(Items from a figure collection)
________________________________________
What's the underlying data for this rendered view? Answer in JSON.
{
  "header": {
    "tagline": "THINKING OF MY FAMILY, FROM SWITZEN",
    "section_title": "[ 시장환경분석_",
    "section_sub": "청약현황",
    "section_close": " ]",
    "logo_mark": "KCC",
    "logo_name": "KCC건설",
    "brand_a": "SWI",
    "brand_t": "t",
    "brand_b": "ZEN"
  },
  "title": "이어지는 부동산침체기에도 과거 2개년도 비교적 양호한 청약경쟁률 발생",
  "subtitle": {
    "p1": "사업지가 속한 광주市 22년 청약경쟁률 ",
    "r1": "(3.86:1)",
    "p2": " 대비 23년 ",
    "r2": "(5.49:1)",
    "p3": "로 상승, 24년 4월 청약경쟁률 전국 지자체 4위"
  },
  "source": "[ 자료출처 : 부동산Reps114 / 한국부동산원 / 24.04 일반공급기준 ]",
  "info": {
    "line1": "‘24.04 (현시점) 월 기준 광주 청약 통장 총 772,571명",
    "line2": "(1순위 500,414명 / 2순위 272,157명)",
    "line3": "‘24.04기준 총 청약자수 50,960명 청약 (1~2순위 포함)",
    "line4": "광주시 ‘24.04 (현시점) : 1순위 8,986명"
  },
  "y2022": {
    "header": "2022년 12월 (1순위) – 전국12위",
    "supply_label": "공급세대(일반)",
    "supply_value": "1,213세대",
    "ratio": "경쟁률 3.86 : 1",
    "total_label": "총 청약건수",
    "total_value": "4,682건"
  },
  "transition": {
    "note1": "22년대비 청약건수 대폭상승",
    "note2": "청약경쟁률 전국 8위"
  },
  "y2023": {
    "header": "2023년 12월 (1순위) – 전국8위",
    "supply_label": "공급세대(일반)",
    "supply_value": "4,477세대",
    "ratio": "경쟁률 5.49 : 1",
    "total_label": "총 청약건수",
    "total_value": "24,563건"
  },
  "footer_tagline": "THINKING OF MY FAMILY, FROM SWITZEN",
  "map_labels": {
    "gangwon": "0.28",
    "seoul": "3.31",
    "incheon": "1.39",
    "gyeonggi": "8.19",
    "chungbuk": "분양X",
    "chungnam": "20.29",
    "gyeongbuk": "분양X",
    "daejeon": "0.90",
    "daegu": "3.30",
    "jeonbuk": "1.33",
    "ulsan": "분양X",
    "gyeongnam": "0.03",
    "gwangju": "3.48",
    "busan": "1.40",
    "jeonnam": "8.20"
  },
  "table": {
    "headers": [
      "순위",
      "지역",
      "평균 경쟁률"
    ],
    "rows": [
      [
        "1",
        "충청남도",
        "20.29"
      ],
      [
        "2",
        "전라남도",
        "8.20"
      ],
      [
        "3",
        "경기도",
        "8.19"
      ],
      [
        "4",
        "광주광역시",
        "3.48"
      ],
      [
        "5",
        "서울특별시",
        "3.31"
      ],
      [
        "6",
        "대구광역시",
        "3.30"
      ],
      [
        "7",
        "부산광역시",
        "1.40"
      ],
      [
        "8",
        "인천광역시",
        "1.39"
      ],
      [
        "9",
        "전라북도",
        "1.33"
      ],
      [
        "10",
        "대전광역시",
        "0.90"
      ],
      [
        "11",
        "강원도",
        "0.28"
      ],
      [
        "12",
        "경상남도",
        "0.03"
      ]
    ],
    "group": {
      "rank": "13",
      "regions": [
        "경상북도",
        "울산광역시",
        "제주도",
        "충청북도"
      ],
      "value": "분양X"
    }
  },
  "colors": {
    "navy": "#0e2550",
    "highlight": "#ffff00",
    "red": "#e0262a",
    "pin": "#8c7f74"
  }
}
________________________________________
Copy each line of the data above without altering a single character.

What's the underlying data for this rendered view? Answer in JSON.
{
  "header": {
    "tagline": "THINKING OF MY FAMILY, FROM SWITZEN",
    "section_title": "[ 시장환경분석_",
    "section_sub": "청약현황",
    "section_close": " ]",
    "logo_mark": "KCC",
    "logo_name": "KCC건설",
    "brand_a": "SWI",
    "brand_t": "t",
    "brand_b": "ZEN"
  },
  "title": "이어지는 부동산침체기에도 과거 2개년도 비교적 양호한 청약경쟁률 발생",
  "subtitle": {
    "p1": "사업지가 속한 광주市 22년 청약경쟁률 ",
    "r1": "(3.86:1)",
    "p2": " 대비 23년 ",
    "r2": "(5.49:1)",
    "p3": "로 상승, 24년 4월 청약경쟁률 전국 지자체 4위"
  },
  "source": "[ 자료출처 : 부동산Reps114 / 한국부동산원 / 24.04 일반공급기준 ]",
  "info": {
    "line1": "‘24.04 (현시점) 월 기준 광주 청약 통장 총 772,571명",
    "line2": "(1순위 500,414명 / 2순위 272,157명)",
    "line3": "‘24.04기준 총 청약자수 50,960명 청약 (1~2순위 포함)",
    "line4": "광주시 ‘24.04 (현시점) : 1순위 8,986명"
  },
  "y2022": {
    "header": "2022년 12월 (1순위) – 전국12위",
    "supply_label": "공급세대(일반)",
    "supply_value": "1,213세대",
    "ratio": "경쟁률 3.86 : 1",
    "total_label": "총 청약건수",
    "total_value": "4,682건"
  },
  "transition": {
    "note1": "22년대비 청약건수 대폭상승",
    "note2": "청약경쟁률 전국 8위"
  },
  "y2023": {
    "header": "2023년 12월 (1순위) – 전국8위",
    "supply_label": "공급세대(일반)",
    "supply_value": "4,477세대",
    "ratio": "경쟁률 5.49 : 1",
    "total_label": "총 청약건수",
    "total_value": "24,563건"
  },
  "footer_tagline": "THINKING OF MY FAMILY, FROM SWITZEN",
  "map_labels": {
    "gangwon": "0.28",
    "seoul": "3.31",
    "incheon": "1.39",
    "gyeonggi": "8.19",
    "chungbuk": "분양X",
    "chungnam": "20.29",
    "gyeongbuk": "분양X",
    "daejeon": "0.90",
    "daegu": "3.30",
    "jeonbuk": "1.33",
    "ulsan": "분양X",
    "gyeongnam": "0.03",
    "gwangju": "3.48",
    "busan": "1.40",
    "jeonnam": "8.20"
  },
  "table": {
    "headers": [
      "순위",
      "지역",
      "평균 경쟁률"
    ],
    "rows": [
      [
        "1",
        "충청남도",
        "20.29"
      ],
      [
        "2",
        "전라남도",
        "8.20"
      ],
      [
        "3",
        "경기도",
        "8.19"
      ],
      [
        "4",
        "광주광역시",
        "3.48"
      ],
      [
        "5",
        "서울특별시",
        "3.31"
      ],
      [
        "6",
        "대구광역시",
        "3.30"
      ],
      [
        "7",
        "부산광역시",
        "1.40"
      ],
      [
        "8",
        "인천광역시",
        "1.39"
      ],
      [
        "9",
        "전라북도",
        "1.33"
      ],
      [
        "10",
        "대전광역시",
        "0.90"
      ],
      [
        "11",
        "강원도",
        "0.28"
      ],
      [
        "12",
        "경상남도",
        "0.03"
      ]
    ],
    "group": {
      "rank": "13",
      "regions": [
        "경상북도",
        "울산광역시",
        "제주도",
        "충청북도"
      ],
      "value": "분양X"
    }
  },
  "colors": {
    "navy": "#0e2550",
    "highlight": "#ffff00",
    "red": "#e0262a",
    "pin": "#8c7f74"
  }
}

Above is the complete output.